### [Objective]
Below are the records. Gather each line that holds "image".

### [Source records]
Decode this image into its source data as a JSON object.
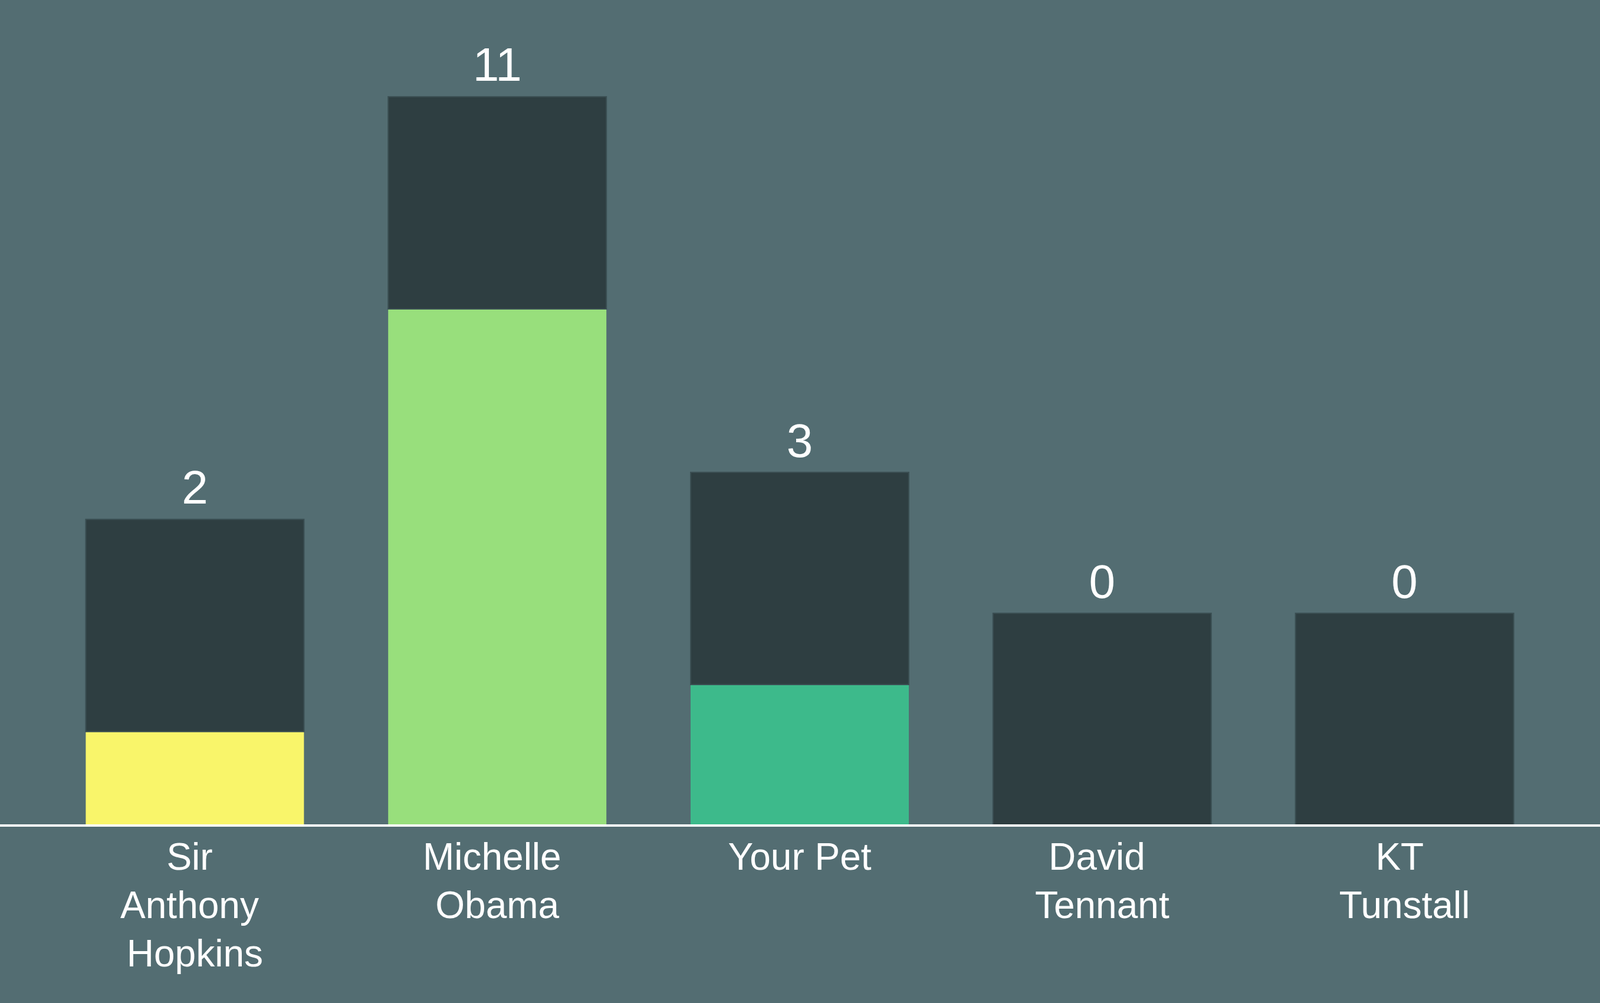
{
  "chart_data": {
    "type": "bar",
    "categories": [
      "Sir Anthony Hopkins",
      "Michelle Obama",
      "Your Pet",
      "David Tennant",
      "KT Tunstall"
    ],
    "values": [
      2,
      11,
      3,
      0,
      0
    ],
    "colors": [
      "#f9f56a",
      "#98df7c",
      "#3dba8b",
      "#22a39a",
      "#2a8a9c"
    ],
    "ylim": [
      0,
      17
    ],
    "grid": false,
    "data_labels": true,
    "tick_labels": "x"
  }
}
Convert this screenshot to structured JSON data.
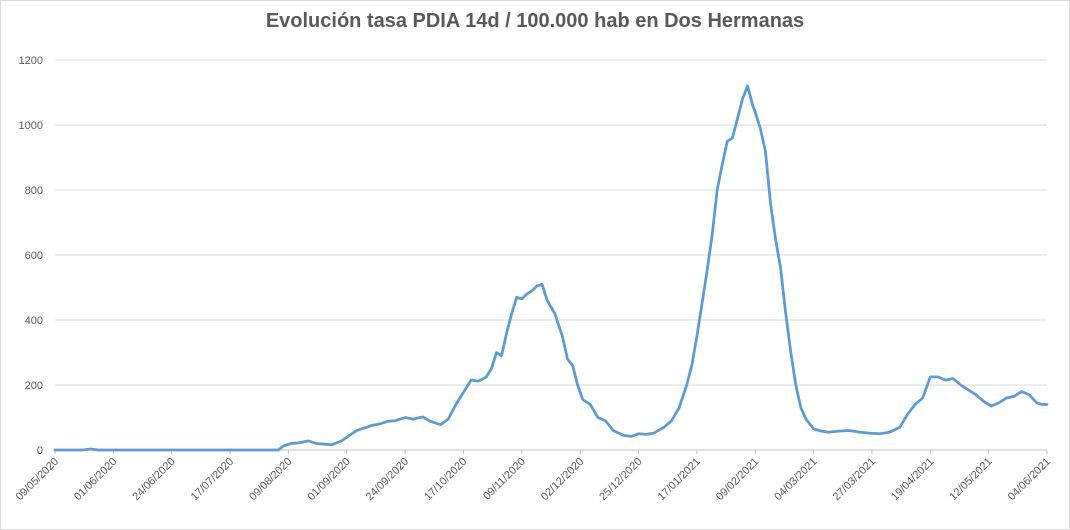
{
  "chart_data": {
    "type": "line",
    "title": "Evolución tasa PDIA 14d / 100.000 hab en Dos Hermanas",
    "xlabel": "",
    "ylabel": "",
    "ylim": [
      0,
      1200
    ],
    "yticks": [
      0,
      200,
      400,
      600,
      800,
      1000,
      1200
    ],
    "grid": true,
    "legend": "none",
    "x_tick_labels": [
      "09/05/2020",
      "01/06/2020",
      "24/06/2020",
      "17/07/2020",
      "09/08/2020",
      "01/09/2020",
      "24/09/2020",
      "17/10/2020",
      "09/11/2020",
      "02/12/2020",
      "25/12/2020",
      "17/01/2021",
      "09/02/2021",
      "04/03/2021",
      "27/03/2021",
      "19/04/2021",
      "12/05/2021",
      "04/06/2021"
    ],
    "line_color": "#5b9bd5",
    "series": [
      {
        "x": [
          "2020-05-09",
          "2020-05-20",
          "2020-05-23",
          "2020-05-26",
          "2020-06-10",
          "2020-07-01",
          "2020-07-20",
          "2020-08-05",
          "2020-08-07",
          "2020-08-10",
          "2020-08-13",
          "2020-08-17",
          "2020-08-20",
          "2020-08-23",
          "2020-08-26",
          "2020-08-30",
          "2020-09-02",
          "2020-09-05",
          "2020-09-08",
          "2020-09-11",
          "2020-09-14",
          "2020-09-17",
          "2020-09-20",
          "2020-09-24",
          "2020-09-27",
          "2020-10-01",
          "2020-10-04",
          "2020-10-08",
          "2020-10-11",
          "2020-10-14",
          "2020-10-16",
          "2020-10-18",
          "2020-10-20",
          "2020-10-23",
          "2020-10-26",
          "2020-10-28",
          "2020-10-30",
          "2020-11-01",
          "2020-11-03",
          "2020-11-05",
          "2020-11-07",
          "2020-11-09",
          "2020-11-11",
          "2020-11-13",
          "2020-11-15",
          "2020-11-17",
          "2020-11-19",
          "2020-11-22",
          "2020-11-25",
          "2020-11-27",
          "2020-11-29",
          "2020-12-01",
          "2020-12-03",
          "2020-12-06",
          "2020-12-09",
          "2020-12-12",
          "2020-12-15",
          "2020-12-19",
          "2020-12-22",
          "2020-12-25",
          "2020-12-28",
          "2020-12-31",
          "2021-01-04",
          "2021-01-07",
          "2021-01-10",
          "2021-01-13",
          "2021-01-15",
          "2021-01-17",
          "2021-01-19",
          "2021-01-21",
          "2021-01-23",
          "2021-01-25",
          "2021-01-27",
          "2021-01-29",
          "2021-01-31",
          "2021-02-02",
          "2021-02-04",
          "2021-02-06",
          "2021-02-08",
          "2021-02-09",
          "2021-02-11",
          "2021-02-13",
          "2021-02-15",
          "2021-02-17",
          "2021-02-19",
          "2021-02-21",
          "2021-02-23",
          "2021-02-25",
          "2021-02-27",
          "2021-03-01",
          "2021-03-04",
          "2021-03-07",
          "2021-03-10",
          "2021-03-14",
          "2021-03-18",
          "2021-03-22",
          "2021-03-26",
          "2021-03-30",
          "2021-04-03",
          "2021-04-07",
          "2021-04-10",
          "2021-04-13",
          "2021-04-16",
          "2021-04-19",
          "2021-04-22",
          "2021-04-25",
          "2021-04-28",
          "2021-05-01",
          "2021-05-04",
          "2021-05-07",
          "2021-05-10",
          "2021-05-13",
          "2021-05-16",
          "2021-05-19",
          "2021-05-22",
          "2021-05-25",
          "2021-05-28",
          "2021-05-31",
          "2021-06-02",
          "2021-06-04"
        ],
        "values": [
          0,
          0,
          3,
          0,
          0,
          0,
          0,
          0,
          12,
          20,
          22,
          28,
          20,
          18,
          16,
          28,
          45,
          60,
          68,
          76,
          80,
          88,
          90,
          100,
          95,
          102,
          88,
          78,
          95,
          140,
          165,
          190,
          215,
          212,
          225,
          250,
          300,
          290,
          360,
          420,
          470,
          465,
          480,
          490,
          505,
          510,
          460,
          420,
          350,
          280,
          260,
          200,
          155,
          140,
          100,
          90,
          60,
          45,
          42,
          50,
          48,
          52,
          70,
          90,
          130,
          200,
          260,
          350,
          450,
          550,
          660,
          800,
          880,
          950,
          960,
          1020,
          1080,
          1120,
          1060,
          1040,
          990,
          920,
          760,
          650,
          560,
          420,
          300,
          200,
          130,
          95,
          65,
          58,
          55,
          58,
          60,
          55,
          52,
          50,
          55,
          70,
          110,
          140,
          160,
          225,
          225,
          215,
          220,
          200,
          185,
          170,
          150,
          135,
          145,
          160,
          165,
          180,
          170,
          145,
          140,
          140
        ]
      }
    ]
  }
}
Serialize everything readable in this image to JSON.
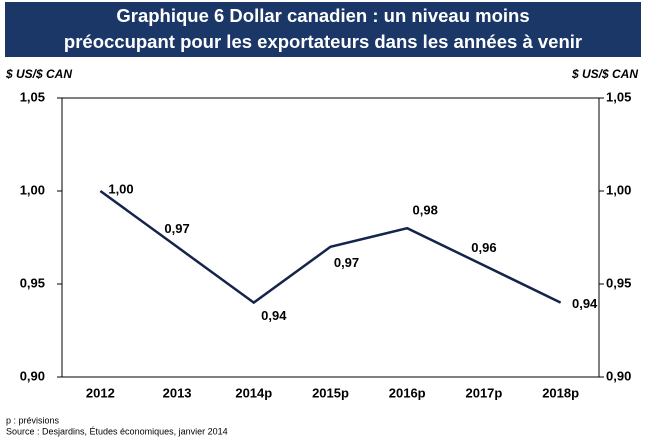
{
  "chart_data": {
    "type": "line",
    "title_lines": [
      "Graphique 6    Dollar canadien : un niveau moins",
      "préoccupant pour les exportateurs dans les années à venir"
    ],
    "y_label": "$ US/$ CAN",
    "y2_label": "$ US/$ CAN",
    "categories": [
      "2012",
      "2013",
      "2014p",
      "2015p",
      "2016p",
      "2017p",
      "2018p"
    ],
    "values": [
      1.0,
      0.97,
      0.94,
      0.97,
      0.98,
      0.96,
      0.94
    ],
    "value_labels": [
      "1,00",
      "0,97",
      "0,94",
      "0,97",
      "0,98",
      "0,96",
      "0,94"
    ],
    "color": "#14244a",
    "ylim": [
      0.9,
      1.05
    ],
    "yticks": [
      {
        "value": 0.9,
        "label": "0,90"
      },
      {
        "value": 0.95,
        "label": "0,95"
      },
      {
        "value": 1.0,
        "label": "1,00"
      },
      {
        "value": 1.05,
        "label": "1,05"
      }
    ],
    "y2lim": [
      0.9,
      1.05
    ],
    "y2ticks": [
      {
        "value": 0.9,
        "label": "0,90"
      },
      {
        "value": 0.95,
        "label": "0,95"
      },
      {
        "value": 1.0,
        "label": "1,00"
      },
      {
        "value": 1.05,
        "label": "1,05"
      }
    ],
    "notes": [
      "p : prévisions",
      "Source : Desjardins, Études économiques, janvier 2014"
    ]
  }
}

### [Correct answer]
Decode this image into its source data as a JSON object.
Serialize everything readable in this image to JSON.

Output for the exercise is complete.